WHAT TO WORK ON >> Return all of the entries word for word, but omit the pictures they contain.

DATA FOR THE TASK >>

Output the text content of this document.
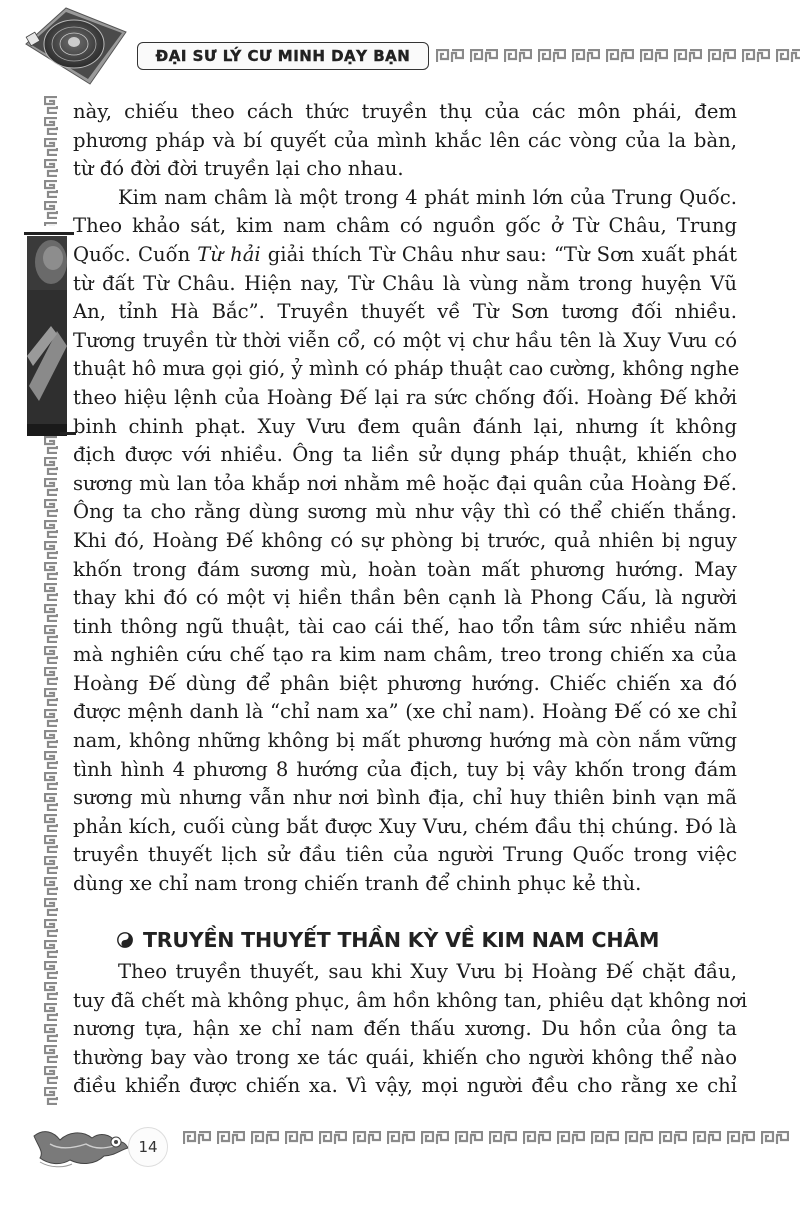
ĐẠI SƯ LÝ CƯ MINH DẠY BẠN

này, chiếu theo cách thức truyền thụ của các môn phái, đem
phương pháp và bí quyết của mình khắc lên các vòng của la bàn,
từ đó đời đời truyền lại cho nhau.

Kim nam châm là một trong 4 phát minh lớn của Trung Quốc.
Theo khảo sát, kim nam châm có nguồn gốc ở Từ Châu, Trung
Quốc. Cuốn Từ hải giải thích Từ Châu như sau: “Từ Sơn xuất phát
từ đất Từ Châu. Hiện nay, Từ Châu là vùng nằm trong huyện Vũ
An, tỉnh Hà Bắc”. Truyền thuyết về Từ Sơn tương đối nhiều.
Tương truyền từ thời viễn cổ, có một vị chư hầu tên là Xuy Vưu có
thuật hô mưa gọi gió, ỷ mình có pháp thuật cao cường, không nghe
theo hiệu lệnh của Hoàng Đế lại ra sức chống đối. Hoàng Đế khởi
binh chinh phạt. Xuy Vưu đem quân đánh lại, nhưng ít không
địch được với nhiều. Ông ta liền sử dụng pháp thuật, khiến cho
sương mù lan tỏa khắp nơi nhằm mê hoặc đại quân của Hoàng Đế.
Ông ta cho rằng dùng sương mù như vậy thì có thể chiến thắng.
Khi đó, Hoàng Đế không có sự phòng bị trước, quả nhiên bị nguy
khốn trong đám sương mù, hoàn toàn mất phương hướng. May
thay khi đó có một vị hiền thần bên cạnh là Phong Cấu, là người
tinh thông ngũ thuật, tài cao cái thế, hao tổn tâm sức nhiều năm
mà nghiên cứu chế tạo ra kim nam châm, treo trong chiến xa của
Hoàng Đế dùng để phân biệt phương hướng. Chiếc chiến xa đó
được mệnh danh là “chỉ nam xa” (xe chỉ nam). Hoàng Đế có xe chỉ
nam, không những không bị mất phương hướng mà còn nắm vững
tình hình 4 phương 8 hướng của địch, tuy bị vây khốn trong đám
sương mù nhưng vẫn như nơi bình địa, chỉ huy thiên binh vạn mã
phản kích, cuối cùng bắt được Xuy Vưu, chém đầu thị chúng. Đó là
truyền thuyết lịch sử đầu tiên của người Trung Quốc trong việc
dùng xe chỉ nam trong chiến tranh để chinh phục kẻ thù.

TRUYỀN THUYẾT THẦN KỲ VỀ KIM NAM CHÂM

Theo truyền thuyết, sau khi Xuy Vưu bị Hoàng Đế chặt đầu,
tuy đã chết mà không phục, âm hồn không tan, phiêu dạt không nơi
nương tựa, hận xe chỉ nam đến thấu xương. Du hồn của ông ta
thường bay vào trong xe tác quái, khiến cho người không thể nào
điều khiển được chiến xa. Vì vậy, mọi người đều cho rằng xe chỉ

14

OUTPUT OF THE TASK >>
Output the text content of this document.
ĐẠI SƯ LÝ CƯ MINH DẠY BẠN

này, chiếu theo cách thức truyền thụ của các môn phái, đem
phương pháp và bí quyết của mình khắc lên các vòng của la bàn,
từ đó đời đời truyền lại cho nhau.

Kim nam châm là một trong 4 phát minh lớn của Trung Quốc.
Theo khảo sát, kim nam châm có nguồn gốc ở Từ Châu, Trung
Quốc. Cuốn Từ hải giải thích Từ Châu như sau: “Từ Sơn xuất phát
từ đất Từ Châu. Hiện nay, Từ Châu là vùng nằm trong huyện Vũ
An, tỉnh Hà Bắc”. Truyền thuyết về Từ Sơn tương đối nhiều.
Tương truyền từ thời viễn cổ, có một vị chư hầu tên là Xuy Vưu có
thuật hô mưa gọi gió, ỷ mình có pháp thuật cao cường, không nghe
theo hiệu lệnh của Hoàng Đế lại ra sức chống đối. Hoàng Đế khởi
binh chinh phạt. Xuy Vưu đem quân đánh lại, nhưng ít không
địch được với nhiều. Ông ta liền sử dụng pháp thuật, khiến cho
sương mù lan tỏa khắp nơi nhằm mê hoặc đại quân của Hoàng Đế.
Ông ta cho rằng dùng sương mù như vậy thì có thể chiến thắng.
Khi đó, Hoàng Đế không có sự phòng bị trước, quả nhiên bị nguy
khốn trong đám sương mù, hoàn toàn mất phương hướng. May
thay khi đó có một vị hiền thần bên cạnh là Phong Cấu, là người
tinh thông ngũ thuật, tài cao cái thế, hao tổn tâm sức nhiều năm
mà nghiên cứu chế tạo ra kim nam châm, treo trong chiến xa của
Hoàng Đế dùng để phân biệt phương hướng. Chiếc chiến xa đó
được mệnh danh là “chỉ nam xa” (xe chỉ nam). Hoàng Đế có xe chỉ
nam, không những không bị mất phương hướng mà còn nắm vững
tình hình 4 phương 8 hướng của địch, tuy bị vây khốn trong đám
sương mù nhưng vẫn như nơi bình địa, chỉ huy thiên binh vạn mã
phản kích, cuối cùng bắt được Xuy Vưu, chém đầu thị chúng. Đó là
truyền thuyết lịch sử đầu tiên của người Trung Quốc trong việc
dùng xe chỉ nam trong chiến tranh để chinh phục kẻ thù.

TRUYỀN THUYẾT THẦN KỲ VỀ KIM NAM CHÂM

Theo truyền thuyết, sau khi Xuy Vưu bị Hoàng Đế chặt đầu,
tuy đã chết mà không phục, âm hồn không tan, phiêu dạt không nơi
nương tựa, hận xe chỉ nam đến thấu xương. Du hồn của ông ta
thường bay vào trong xe tác quái, khiến cho người không thể nào
điều khiển được chiến xa. Vì vậy, mọi người đều cho rằng xe chỉ

14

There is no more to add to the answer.